» **Raw records**:
┏━━

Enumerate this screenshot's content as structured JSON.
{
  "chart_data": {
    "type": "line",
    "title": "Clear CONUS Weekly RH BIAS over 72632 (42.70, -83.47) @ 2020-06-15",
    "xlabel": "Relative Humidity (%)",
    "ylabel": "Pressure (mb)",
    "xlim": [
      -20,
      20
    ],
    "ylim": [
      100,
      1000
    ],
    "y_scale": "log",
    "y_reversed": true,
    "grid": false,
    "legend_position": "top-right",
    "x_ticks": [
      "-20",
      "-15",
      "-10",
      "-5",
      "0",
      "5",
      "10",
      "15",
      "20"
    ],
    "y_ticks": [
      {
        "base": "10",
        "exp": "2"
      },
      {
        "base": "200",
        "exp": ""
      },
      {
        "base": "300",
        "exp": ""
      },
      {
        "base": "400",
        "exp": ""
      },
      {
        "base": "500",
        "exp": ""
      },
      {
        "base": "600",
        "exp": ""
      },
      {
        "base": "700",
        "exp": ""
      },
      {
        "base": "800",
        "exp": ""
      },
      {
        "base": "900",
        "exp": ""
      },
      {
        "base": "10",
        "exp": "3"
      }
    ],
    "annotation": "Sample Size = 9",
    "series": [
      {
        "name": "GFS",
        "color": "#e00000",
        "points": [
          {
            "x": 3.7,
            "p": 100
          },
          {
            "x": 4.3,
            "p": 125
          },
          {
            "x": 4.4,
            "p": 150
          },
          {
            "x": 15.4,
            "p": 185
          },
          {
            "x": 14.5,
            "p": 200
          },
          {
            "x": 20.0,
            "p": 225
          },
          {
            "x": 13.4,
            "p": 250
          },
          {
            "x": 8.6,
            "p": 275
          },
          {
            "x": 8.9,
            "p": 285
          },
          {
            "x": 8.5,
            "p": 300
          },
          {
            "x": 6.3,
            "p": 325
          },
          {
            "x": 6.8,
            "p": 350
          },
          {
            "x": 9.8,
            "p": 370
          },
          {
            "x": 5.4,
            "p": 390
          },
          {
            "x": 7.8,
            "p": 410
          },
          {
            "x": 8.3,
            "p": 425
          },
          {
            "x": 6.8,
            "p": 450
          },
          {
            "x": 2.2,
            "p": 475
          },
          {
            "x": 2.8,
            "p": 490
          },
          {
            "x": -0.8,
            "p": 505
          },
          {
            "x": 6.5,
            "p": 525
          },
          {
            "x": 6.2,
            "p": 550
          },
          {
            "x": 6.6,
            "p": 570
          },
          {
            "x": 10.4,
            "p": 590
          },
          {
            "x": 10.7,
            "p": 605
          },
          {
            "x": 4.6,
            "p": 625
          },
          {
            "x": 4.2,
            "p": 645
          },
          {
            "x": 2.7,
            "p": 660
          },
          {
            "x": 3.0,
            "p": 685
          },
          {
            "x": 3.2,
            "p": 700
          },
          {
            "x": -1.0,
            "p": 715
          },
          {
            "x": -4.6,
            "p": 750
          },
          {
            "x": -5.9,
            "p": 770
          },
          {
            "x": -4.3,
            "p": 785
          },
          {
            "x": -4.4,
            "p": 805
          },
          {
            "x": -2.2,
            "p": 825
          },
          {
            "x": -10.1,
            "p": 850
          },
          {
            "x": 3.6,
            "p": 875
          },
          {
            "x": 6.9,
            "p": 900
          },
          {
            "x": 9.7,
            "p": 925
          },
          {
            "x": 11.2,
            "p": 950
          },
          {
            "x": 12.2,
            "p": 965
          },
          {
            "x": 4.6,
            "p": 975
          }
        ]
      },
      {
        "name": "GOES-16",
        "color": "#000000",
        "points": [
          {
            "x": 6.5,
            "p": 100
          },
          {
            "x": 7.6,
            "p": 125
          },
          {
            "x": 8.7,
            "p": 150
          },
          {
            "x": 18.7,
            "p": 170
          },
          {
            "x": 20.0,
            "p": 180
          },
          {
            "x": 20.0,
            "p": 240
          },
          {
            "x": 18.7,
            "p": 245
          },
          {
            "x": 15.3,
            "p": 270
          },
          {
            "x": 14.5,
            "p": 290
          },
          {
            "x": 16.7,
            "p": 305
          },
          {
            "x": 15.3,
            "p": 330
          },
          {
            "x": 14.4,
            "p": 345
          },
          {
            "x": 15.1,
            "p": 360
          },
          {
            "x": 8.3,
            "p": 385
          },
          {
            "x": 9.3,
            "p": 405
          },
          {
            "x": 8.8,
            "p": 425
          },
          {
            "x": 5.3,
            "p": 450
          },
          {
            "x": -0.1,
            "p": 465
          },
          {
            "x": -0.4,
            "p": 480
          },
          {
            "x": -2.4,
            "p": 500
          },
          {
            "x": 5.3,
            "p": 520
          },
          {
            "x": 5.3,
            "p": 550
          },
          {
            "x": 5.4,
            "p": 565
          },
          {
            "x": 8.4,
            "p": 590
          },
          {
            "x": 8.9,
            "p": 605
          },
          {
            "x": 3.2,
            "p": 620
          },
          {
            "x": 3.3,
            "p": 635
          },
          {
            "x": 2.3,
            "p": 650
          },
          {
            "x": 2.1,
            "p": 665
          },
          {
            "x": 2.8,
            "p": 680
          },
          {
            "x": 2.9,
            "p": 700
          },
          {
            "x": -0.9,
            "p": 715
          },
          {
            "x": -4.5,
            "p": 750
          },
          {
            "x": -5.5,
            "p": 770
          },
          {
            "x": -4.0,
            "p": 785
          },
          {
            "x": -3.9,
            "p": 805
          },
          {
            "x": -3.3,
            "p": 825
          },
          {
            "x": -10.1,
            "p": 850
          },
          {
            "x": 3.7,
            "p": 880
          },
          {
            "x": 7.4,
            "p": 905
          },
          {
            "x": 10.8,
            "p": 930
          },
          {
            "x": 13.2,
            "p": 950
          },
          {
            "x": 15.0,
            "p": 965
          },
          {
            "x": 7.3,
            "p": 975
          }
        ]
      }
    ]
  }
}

┗━━

» **Instructions to follow**:
Extract all of the data shown above without alteration.

» **Written solution**:
Enumerate this screenshot's content as structured JSON.
{
  "chart_data": {
    "type": "line",
    "title": "Clear CONUS Weekly RH BIAS over 72632 (42.70, -83.47) @ 2020-06-15",
    "xlabel": "Relative Humidity (%)",
    "ylabel": "Pressure (mb)",
    "xlim": [
      -20,
      20
    ],
    "ylim": [
      100,
      1000
    ],
    "y_scale": "log",
    "y_reversed": true,
    "grid": false,
    "legend_position": "top-right",
    "x_ticks": [
      "-20",
      "-15",
      "-10",
      "-5",
      "0",
      "5",
      "10",
      "15",
      "20"
    ],
    "y_ticks": [
      {
        "base": "10",
        "exp": "2"
      },
      {
        "base": "200",
        "exp": ""
      },
      {
        "base": "300",
        "exp": ""
      },
      {
        "base": "400",
        "exp": ""
      },
      {
        "base": "500",
        "exp": ""
      },
      {
        "base": "600",
        "exp": ""
      },
      {
        "base": "700",
        "exp": ""
      },
      {
        "base": "800",
        "exp": ""
      },
      {
        "base": "900",
        "exp": ""
      },
      {
        "base": "10",
        "exp": "3"
      }
    ],
    "annotation": "Sample Size = 9",
    "series": [
      {
        "name": "GFS",
        "color": "#e00000",
        "points": [
          {
            "x": 3.7,
            "p": 100
          },
          {
            "x": 4.3,
            "p": 125
          },
          {
            "x": 4.4,
            "p": 150
          },
          {
            "x": 15.4,
            "p": 185
          },
          {
            "x": 14.5,
            "p": 200
          },
          {
            "x": 20.0,
            "p": 225
          },
          {
            "x": 13.4,
            "p": 250
          },
          {
            "x": 8.6,
            "p": 275
          },
          {
            "x": 8.9,
            "p": 285
          },
          {
            "x": 8.5,
            "p": 300
          },
          {
            "x": 6.3,
            "p": 325
          },
          {
            "x": 6.8,
            "p": 350
          },
          {
            "x": 9.8,
            "p": 370
          },
          {
            "x": 5.4,
            "p": 390
          },
          {
            "x": 7.8,
            "p": 410
          },
          {
            "x": 8.3,
            "p": 425
          },
          {
            "x": 6.8,
            "p": 450
          },
          {
            "x": 2.2,
            "p": 475
          },
          {
            "x": 2.8,
            "p": 490
          },
          {
            "x": -0.8,
            "p": 505
          },
          {
            "x": 6.5,
            "p": 525
          },
          {
            "x": 6.2,
            "p": 550
          },
          {
            "x": 6.6,
            "p": 570
          },
          {
            "x": 10.4,
            "p": 590
          },
          {
            "x": 10.7,
            "p": 605
          },
          {
            "x": 4.6,
            "p": 625
          },
          {
            "x": 4.2,
            "p": 645
          },
          {
            "x": 2.7,
            "p": 660
          },
          {
            "x": 3.0,
            "p": 685
          },
          {
            "x": 3.2,
            "p": 700
          },
          {
            "x": -1.0,
            "p": 715
          },
          {
            "x": -4.6,
            "p": 750
          },
          {
            "x": -5.9,
            "p": 770
          },
          {
            "x": -4.3,
            "p": 785
          },
          {
            "x": -4.4,
            "p": 805
          },
          {
            "x": -2.2,
            "p": 825
          },
          {
            "x": -10.1,
            "p": 850
          },
          {
            "x": 3.6,
            "p": 875
          },
          {
            "x": 6.9,
            "p": 900
          },
          {
            "x": 9.7,
            "p": 925
          },
          {
            "x": 11.2,
            "p": 950
          },
          {
            "x": 12.2,
            "p": 965
          },
          {
            "x": 4.6,
            "p": 975
          }
        ]
      },
      {
        "name": "GOES-16",
        "color": "#000000",
        "points": [
          {
            "x": 6.5,
            "p": 100
          },
          {
            "x": 7.6,
            "p": 125
          },
          {
            "x": 8.7,
            "p": 150
          },
          {
            "x": 18.7,
            "p": 170
          },
          {
            "x": 20.0,
            "p": 180
          },
          {
            "x": 20.0,
            "p": 240
          },
          {
            "x": 18.7,
            "p": 245
          },
          {
            "x": 15.3,
            "p": 270
          },
          {
            "x": 14.5,
            "p": 290
          },
          {
            "x": 16.7,
            "p": 305
          },
          {
            "x": 15.3,
            "p": 330
          },
          {
            "x": 14.4,
            "p": 345
          },
          {
            "x": 15.1,
            "p": 360
          },
          {
            "x": 8.3,
            "p": 385
          },
          {
            "x": 9.3,
            "p": 405
          },
          {
            "x": 8.8,
            "p": 425
          },
          {
            "x": 5.3,
            "p": 450
          },
          {
            "x": -0.1,
            "p": 465
          },
          {
            "x": -0.4,
            "p": 480
          },
          {
            "x": -2.4,
            "p": 500
          },
          {
            "x": 5.3,
            "p": 520
          },
          {
            "x": 5.3,
            "p": 550
          },
          {
            "x": 5.4,
            "p": 565
          },
          {
            "x": 8.4,
            "p": 590
          },
          {
            "x": 8.9,
            "p": 605
          },
          {
            "x": 3.2,
            "p": 620
          },
          {
            "x": 3.3,
            "p": 635
          },
          {
            "x": 2.3,
            "p": 650
          },
          {
            "x": 2.1,
            "p": 665
          },
          {
            "x": 2.8,
            "p": 680
          },
          {
            "x": 2.9,
            "p": 700
          },
          {
            "x": -0.9,
            "p": 715
          },
          {
            "x": -4.5,
            "p": 750
          },
          {
            "x": -5.5,
            "p": 770
          },
          {
            "x": -4.0,
            "p": 785
          },
          {
            "x": -3.9,
            "p": 805
          },
          {
            "x": -3.3,
            "p": 825
          },
          {
            "x": -10.1,
            "p": 850
          },
          {
            "x": 3.7,
            "p": 880
          },
          {
            "x": 7.4,
            "p": 905
          },
          {
            "x": 10.8,
            "p": 930
          },
          {
            "x": 13.2,
            "p": 950
          },
          {
            "x": 15.0,
            "p": 965
          },
          {
            "x": 7.3,
            "p": 975
          }
        ]
      }
    ]
  }
}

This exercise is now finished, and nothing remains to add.